Below is a block of records. Copy every line in it that contains the word "Happy".

* _Input data_:
____________

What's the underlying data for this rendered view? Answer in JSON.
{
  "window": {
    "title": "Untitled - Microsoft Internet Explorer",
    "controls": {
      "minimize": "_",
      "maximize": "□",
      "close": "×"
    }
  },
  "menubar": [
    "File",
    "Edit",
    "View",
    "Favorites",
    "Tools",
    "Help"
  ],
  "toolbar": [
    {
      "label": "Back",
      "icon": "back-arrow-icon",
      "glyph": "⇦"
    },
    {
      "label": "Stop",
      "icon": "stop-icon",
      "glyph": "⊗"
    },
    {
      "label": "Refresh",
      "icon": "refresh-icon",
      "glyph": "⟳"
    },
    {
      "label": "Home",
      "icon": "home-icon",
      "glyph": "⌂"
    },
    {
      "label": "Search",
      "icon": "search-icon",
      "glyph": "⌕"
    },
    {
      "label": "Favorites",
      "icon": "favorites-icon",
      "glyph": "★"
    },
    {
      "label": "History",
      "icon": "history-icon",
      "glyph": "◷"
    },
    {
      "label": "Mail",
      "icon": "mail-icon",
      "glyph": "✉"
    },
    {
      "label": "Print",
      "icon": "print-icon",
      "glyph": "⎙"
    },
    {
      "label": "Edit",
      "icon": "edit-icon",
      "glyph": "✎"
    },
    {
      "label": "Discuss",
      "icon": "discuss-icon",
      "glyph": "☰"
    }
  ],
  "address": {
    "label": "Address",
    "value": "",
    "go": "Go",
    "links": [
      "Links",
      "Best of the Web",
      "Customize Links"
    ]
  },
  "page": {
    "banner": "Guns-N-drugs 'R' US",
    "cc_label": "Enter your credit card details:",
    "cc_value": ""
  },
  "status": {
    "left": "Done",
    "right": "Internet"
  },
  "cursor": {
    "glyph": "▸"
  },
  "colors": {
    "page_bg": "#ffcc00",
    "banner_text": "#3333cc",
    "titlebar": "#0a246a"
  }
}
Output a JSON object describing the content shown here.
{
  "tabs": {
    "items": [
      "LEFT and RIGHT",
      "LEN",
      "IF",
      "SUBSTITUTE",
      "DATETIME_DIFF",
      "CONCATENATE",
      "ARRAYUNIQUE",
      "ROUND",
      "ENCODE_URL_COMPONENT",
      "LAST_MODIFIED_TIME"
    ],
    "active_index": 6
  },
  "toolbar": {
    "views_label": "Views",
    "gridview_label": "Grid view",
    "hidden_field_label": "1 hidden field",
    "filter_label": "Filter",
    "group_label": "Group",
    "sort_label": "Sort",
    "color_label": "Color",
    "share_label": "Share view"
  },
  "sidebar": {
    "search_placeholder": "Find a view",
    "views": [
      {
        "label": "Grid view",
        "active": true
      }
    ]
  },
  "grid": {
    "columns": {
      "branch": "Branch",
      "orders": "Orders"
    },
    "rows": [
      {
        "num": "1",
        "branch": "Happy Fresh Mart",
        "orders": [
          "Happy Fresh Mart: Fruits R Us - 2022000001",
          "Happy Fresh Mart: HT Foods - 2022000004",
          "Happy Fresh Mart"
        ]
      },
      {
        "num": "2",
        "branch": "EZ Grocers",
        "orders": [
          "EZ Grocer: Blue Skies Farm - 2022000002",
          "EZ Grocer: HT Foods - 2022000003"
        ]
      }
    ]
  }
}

____________

* _The reply_:
        "branch": "Happy Fresh Mart",
          "Happy Fresh Mart: Fruits R Us - 2022000001",
          "Happy Fresh Mart: HT Foods - 2022000004",
          "Happy Fresh Mart"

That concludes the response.